>> BEGIN
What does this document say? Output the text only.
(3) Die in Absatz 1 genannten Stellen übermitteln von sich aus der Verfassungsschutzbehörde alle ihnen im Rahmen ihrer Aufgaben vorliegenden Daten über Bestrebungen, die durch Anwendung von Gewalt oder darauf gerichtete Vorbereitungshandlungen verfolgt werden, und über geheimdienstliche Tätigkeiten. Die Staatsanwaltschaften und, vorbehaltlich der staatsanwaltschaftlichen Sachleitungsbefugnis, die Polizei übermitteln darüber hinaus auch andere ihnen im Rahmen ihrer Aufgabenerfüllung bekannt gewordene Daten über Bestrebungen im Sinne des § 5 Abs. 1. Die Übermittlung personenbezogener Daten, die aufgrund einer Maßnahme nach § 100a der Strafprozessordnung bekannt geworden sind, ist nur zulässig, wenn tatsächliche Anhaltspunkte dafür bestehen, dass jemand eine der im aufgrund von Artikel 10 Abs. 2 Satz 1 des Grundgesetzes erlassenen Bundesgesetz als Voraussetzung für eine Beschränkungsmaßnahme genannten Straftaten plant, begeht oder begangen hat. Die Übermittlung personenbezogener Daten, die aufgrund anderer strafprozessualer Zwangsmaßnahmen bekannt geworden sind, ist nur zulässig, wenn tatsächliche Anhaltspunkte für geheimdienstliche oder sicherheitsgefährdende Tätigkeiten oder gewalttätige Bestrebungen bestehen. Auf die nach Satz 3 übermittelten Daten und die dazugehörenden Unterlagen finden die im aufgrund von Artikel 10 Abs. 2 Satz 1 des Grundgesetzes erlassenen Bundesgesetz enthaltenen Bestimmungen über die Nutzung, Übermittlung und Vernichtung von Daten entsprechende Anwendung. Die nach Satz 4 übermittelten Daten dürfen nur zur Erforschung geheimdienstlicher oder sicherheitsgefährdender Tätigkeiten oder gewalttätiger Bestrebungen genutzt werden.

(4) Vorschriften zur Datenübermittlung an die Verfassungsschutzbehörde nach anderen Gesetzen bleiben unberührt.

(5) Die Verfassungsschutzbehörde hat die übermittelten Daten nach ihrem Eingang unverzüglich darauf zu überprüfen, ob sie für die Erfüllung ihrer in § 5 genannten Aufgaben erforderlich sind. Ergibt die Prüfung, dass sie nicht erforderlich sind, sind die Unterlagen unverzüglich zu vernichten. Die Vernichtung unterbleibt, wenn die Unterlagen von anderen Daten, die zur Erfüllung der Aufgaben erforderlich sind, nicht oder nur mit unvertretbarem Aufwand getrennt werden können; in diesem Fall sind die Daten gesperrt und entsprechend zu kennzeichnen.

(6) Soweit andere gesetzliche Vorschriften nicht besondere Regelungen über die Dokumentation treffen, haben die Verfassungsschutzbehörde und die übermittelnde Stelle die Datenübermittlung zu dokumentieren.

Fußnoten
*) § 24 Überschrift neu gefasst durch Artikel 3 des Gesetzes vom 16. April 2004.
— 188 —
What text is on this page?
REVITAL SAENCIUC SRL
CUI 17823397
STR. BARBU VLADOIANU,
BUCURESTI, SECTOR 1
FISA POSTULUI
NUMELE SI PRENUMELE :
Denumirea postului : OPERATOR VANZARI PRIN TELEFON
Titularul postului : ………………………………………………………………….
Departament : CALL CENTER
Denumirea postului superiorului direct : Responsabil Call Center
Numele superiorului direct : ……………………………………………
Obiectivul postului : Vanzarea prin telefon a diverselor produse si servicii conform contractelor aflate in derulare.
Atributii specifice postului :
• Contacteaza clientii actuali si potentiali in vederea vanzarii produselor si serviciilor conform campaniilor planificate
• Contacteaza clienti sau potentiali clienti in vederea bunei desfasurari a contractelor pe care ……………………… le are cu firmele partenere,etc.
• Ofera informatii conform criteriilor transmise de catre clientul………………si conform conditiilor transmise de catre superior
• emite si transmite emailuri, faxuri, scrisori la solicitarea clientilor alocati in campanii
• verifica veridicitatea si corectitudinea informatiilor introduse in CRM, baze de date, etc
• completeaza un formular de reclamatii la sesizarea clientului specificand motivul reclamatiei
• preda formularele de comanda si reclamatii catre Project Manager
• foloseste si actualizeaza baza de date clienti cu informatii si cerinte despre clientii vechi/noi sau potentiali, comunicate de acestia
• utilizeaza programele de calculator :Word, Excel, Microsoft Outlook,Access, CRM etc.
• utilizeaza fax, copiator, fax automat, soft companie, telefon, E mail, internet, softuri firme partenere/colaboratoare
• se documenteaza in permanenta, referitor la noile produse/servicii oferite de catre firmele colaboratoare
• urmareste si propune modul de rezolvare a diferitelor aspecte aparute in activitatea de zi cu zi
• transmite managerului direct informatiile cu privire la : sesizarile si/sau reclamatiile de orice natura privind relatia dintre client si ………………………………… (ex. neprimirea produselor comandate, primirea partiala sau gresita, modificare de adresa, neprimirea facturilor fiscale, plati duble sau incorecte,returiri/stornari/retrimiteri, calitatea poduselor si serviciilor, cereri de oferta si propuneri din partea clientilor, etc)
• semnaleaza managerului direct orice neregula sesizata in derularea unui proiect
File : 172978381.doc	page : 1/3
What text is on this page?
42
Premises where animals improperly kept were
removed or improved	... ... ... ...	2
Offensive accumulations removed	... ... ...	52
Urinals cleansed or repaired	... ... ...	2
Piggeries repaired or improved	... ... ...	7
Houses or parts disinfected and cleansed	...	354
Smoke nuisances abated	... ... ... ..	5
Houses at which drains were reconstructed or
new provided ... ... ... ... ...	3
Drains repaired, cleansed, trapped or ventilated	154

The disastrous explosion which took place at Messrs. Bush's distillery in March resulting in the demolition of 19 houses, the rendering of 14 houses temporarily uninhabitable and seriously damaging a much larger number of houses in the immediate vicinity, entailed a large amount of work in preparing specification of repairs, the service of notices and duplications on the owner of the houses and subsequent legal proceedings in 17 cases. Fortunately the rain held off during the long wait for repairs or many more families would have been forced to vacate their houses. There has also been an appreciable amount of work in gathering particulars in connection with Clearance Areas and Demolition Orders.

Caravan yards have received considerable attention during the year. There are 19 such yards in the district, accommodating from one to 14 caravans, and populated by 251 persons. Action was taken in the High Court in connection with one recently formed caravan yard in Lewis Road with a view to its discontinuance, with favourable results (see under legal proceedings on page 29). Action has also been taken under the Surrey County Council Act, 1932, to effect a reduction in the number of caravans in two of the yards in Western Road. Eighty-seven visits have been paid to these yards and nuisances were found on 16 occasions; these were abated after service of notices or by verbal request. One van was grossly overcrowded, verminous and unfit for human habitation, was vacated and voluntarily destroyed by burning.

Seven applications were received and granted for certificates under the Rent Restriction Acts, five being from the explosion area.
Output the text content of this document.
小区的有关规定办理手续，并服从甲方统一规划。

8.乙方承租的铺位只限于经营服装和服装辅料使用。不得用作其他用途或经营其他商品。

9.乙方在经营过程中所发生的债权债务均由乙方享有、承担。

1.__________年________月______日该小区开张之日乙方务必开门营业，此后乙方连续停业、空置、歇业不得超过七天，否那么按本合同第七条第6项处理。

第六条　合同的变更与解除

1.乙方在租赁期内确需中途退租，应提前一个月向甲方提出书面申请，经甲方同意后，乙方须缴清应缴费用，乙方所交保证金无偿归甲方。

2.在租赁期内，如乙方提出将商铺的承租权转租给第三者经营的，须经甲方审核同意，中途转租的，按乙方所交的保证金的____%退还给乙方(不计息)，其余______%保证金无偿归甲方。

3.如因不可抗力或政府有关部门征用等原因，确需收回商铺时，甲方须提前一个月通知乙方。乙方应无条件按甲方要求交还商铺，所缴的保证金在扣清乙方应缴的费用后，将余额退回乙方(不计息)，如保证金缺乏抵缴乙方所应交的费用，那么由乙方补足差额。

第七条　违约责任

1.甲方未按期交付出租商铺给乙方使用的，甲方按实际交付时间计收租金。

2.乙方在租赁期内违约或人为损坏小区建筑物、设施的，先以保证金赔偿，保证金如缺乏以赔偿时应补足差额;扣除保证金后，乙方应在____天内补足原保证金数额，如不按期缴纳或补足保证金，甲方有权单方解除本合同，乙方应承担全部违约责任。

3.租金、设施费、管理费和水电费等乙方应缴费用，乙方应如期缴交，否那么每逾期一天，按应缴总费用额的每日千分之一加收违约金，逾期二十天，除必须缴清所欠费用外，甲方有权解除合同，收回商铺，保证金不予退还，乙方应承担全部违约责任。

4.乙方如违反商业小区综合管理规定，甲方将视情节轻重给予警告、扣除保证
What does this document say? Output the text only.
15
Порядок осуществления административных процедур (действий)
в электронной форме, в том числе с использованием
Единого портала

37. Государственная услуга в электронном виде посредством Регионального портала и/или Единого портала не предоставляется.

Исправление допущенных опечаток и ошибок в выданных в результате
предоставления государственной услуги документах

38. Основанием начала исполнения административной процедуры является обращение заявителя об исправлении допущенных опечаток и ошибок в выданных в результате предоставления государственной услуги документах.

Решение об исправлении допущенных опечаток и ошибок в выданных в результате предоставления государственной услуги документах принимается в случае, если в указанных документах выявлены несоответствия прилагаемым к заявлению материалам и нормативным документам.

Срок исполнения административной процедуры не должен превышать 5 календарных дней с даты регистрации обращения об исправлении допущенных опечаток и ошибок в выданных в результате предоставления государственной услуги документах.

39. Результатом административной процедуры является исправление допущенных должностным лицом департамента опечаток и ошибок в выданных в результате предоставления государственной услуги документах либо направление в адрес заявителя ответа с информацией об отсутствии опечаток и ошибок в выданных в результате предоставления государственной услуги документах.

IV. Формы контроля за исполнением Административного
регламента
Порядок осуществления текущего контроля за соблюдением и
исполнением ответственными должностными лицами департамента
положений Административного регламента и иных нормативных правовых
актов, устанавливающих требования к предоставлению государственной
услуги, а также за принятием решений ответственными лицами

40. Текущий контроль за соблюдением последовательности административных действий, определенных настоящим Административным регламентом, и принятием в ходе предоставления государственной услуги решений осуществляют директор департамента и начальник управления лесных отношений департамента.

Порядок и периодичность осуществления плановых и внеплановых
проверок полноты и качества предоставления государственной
>> END
> TASK TO COMPLETE: Wherever "removed" shows up in a line, copy that line.

> OUTPUT OF THE TASK:
removed or improved	... ... ... ...	2
Offensive accumulations removed	... ... ...	52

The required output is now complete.